Requirements >> Show every line below where "обеспечения" can be found.

A block of data:
=====
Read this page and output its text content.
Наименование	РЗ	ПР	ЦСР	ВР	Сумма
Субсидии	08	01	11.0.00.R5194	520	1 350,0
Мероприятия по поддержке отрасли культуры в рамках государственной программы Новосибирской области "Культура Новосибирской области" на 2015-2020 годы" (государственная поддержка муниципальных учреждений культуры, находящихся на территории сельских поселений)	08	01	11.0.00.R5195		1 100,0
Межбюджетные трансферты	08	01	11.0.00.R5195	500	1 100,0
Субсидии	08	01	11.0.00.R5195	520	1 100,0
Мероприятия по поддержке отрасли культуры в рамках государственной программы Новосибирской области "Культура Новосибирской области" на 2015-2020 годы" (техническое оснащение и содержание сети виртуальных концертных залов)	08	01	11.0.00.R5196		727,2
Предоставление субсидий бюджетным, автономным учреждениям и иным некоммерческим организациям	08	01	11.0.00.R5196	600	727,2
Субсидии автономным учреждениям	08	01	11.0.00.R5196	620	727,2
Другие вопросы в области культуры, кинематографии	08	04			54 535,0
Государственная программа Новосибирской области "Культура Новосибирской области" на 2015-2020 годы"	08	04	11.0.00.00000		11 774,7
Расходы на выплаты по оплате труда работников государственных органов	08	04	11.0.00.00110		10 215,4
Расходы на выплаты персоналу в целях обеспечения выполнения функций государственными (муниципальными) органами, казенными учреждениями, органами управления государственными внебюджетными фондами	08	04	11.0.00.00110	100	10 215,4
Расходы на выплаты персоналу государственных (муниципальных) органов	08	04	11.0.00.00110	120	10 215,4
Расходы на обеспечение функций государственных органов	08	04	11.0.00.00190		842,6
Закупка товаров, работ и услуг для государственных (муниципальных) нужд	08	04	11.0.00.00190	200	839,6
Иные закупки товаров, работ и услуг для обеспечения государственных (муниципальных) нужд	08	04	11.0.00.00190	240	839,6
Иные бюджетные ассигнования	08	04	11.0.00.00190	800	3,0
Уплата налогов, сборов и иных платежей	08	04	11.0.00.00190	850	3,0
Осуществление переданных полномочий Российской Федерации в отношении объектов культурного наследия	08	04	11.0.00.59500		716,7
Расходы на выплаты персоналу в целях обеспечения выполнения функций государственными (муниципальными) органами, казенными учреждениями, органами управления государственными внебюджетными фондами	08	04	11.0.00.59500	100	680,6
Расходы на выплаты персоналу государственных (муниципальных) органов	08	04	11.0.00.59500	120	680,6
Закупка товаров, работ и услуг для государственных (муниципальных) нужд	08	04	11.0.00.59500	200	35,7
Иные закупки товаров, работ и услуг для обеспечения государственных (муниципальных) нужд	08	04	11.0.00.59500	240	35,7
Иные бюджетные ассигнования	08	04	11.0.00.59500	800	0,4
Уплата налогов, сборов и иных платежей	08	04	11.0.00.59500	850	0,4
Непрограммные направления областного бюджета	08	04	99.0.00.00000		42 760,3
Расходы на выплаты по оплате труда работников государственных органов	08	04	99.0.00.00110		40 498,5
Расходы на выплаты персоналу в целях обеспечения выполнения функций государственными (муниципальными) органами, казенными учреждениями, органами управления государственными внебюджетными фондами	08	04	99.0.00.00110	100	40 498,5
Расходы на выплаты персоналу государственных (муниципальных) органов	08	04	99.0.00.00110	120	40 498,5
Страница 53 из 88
=====
Task answer >>
Расходы на выплаты персоналу в целях обеспечения выполнения функций государственными (муниципальными) органами, казенными учреждениями, органами управления государственными внебюджетными фондами	08	04	11.0.00.00110	100	10 215,4
Иные закупки товаров, работ и услуг для обеспечения государственных (муниципальных) нужд	08	04	11.0.00.00190	240	839,6
Расходы на выплаты персоналу в целях обеспечения выполнения функций государственными (муниципальными) органами, казенными учреждениями, органами управления государственными внебюджетными фондами	08	04	11.0.00.59500	100	680,6
Иные закупки товаров, работ и услуг для обеспечения государственных (муниципальных) нужд	08	04	11.0.00.59500	240	35,7
Расходы на выплаты персоналу в целях обеспечения выполнения функций государственными (муниципальными) органами, казенными учреждениями, органами управления государственными внебюджетными фондами	08	04	99.0.00.00110	100	40 498,5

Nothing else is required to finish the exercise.